PROBLEM STATEMENT – Output all of the entries below precisely as written.

Saved entries
++++++
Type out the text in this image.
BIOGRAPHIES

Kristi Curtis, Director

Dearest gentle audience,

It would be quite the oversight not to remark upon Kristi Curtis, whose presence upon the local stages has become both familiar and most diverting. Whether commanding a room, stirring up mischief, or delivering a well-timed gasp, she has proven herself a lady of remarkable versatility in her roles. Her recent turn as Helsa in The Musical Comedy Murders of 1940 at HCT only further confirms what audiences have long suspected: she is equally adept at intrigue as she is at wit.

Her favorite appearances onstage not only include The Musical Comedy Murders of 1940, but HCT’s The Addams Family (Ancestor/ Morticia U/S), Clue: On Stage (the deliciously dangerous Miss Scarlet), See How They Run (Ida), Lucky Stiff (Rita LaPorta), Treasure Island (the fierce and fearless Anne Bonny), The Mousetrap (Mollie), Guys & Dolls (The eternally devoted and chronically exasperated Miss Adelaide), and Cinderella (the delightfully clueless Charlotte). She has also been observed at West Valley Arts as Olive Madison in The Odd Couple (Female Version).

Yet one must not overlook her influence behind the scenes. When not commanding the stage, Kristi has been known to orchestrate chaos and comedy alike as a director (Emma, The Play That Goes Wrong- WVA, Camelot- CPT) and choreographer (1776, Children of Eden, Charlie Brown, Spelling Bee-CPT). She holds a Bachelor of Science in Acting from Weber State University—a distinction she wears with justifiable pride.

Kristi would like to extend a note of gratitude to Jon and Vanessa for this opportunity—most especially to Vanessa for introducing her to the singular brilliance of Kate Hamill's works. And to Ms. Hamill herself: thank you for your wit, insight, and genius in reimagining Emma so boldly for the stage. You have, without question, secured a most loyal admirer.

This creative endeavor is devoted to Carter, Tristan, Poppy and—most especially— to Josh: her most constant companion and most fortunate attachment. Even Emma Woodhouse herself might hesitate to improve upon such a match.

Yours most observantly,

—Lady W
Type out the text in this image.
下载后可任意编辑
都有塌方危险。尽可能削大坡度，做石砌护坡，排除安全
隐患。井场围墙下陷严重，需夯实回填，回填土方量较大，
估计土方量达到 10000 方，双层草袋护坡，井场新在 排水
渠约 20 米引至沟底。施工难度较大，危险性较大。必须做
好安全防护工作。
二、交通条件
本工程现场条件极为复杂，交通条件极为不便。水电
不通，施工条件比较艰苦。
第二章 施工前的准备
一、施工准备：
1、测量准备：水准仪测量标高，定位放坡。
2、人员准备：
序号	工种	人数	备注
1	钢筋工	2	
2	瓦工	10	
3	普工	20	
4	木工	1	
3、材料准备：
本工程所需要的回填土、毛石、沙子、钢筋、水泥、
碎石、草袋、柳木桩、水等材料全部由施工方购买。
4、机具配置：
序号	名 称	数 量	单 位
++++++
CORRECT RESULT –
Type out the text in this image.
BIOGRAPHIES

Kristi Curtis, Director

Dearest gentle audience,

It would be quite the oversight not to remark upon Kristi Curtis, whose presence upon the local stages has become both familiar and most diverting. Whether commanding a room, stirring up mischief, or delivering a well-timed gasp, she has proven herself a lady of remarkable versatility in her roles. Her recent turn as Helsa in The Musical Comedy Murders of 1940 at HCT only further confirms what audiences have long suspected: she is equally adept at intrigue as she is at wit.

Her favorite appearances onstage not only include The Musical Comedy Murders of 1940, but HCT’s The Addams Family (Ancestor/ Morticia U/S), Clue: On Stage (the deliciously dangerous Miss Scarlet), See How They Run (Ida), Lucky Stiff (Rita LaPorta), Treasure Island (the fierce and fearless Anne Bonny), The Mousetrap (Mollie), Guys & Dolls (The eternally devoted and chronically exasperated Miss Adelaide), and Cinderella (the delightfully clueless Charlotte). She has also been observed at West Valley Arts as Olive Madison in The Odd Couple (Female Version).

Yet one must not overlook her influence behind the scenes. When not commanding the stage, Kristi has been known to orchestrate chaos and comedy alike as a director (Emma, The Play That Goes Wrong- WVA, Camelot- CPT) and choreographer (1776, Children of Eden, Charlie Brown, Spelling Bee-CPT). She holds a Bachelor of Science in Acting from Weber State University—a distinction she wears with justifiable pride.

Kristi would like to extend a note of gratitude to Jon and Vanessa for this opportunity—most especially to Vanessa for introducing her to the singular brilliance of Kate Hamill's works. And to Ms. Hamill herself: thank you for your wit, insight, and genius in reimagining Emma so boldly for the stage. You have, without question, secured a most loyal admirer.

This creative endeavor is devoted to Carter, Tristan, Poppy and—most especially— to Josh: her most constant companion and most fortunate attachment. Even Emma Woodhouse herself might hesitate to improve upon such a match.

Yours most observantly,

—Lady W
Type out the text in this image.
下载后可任意编辑
都有塌方危险。尽可能削大坡度，做石砌护坡，排除安全
隐患。井场围墙下陷严重，需夯实回填，回填土方量较大，
估计土方量达到 10000 方，双层草袋护坡，井场新在 排水
渠约 20 米引至沟底。施工难度较大，危险性较大。必须做
好安全防护工作。
二、交通条件
本工程现场条件极为复杂，交通条件极为不便。水电
不通，施工条件比较艰苦。
第二章 施工前的准备
一、施工准备：
1、测量准备：水准仪测量标高，定位放坡。
2、人员准备：
序号	工种	人数	备注
1	钢筋工	2	
2	瓦工	10	
3	普工	20	
4	木工	1	
3、材料准备：
本工程所需要的回填土、毛石、沙子、钢筋、水泥、
碎石、草袋、柳木桩、水等材料全部由施工方购买。
4、机具配置：
序号	名 称	数 量	单 位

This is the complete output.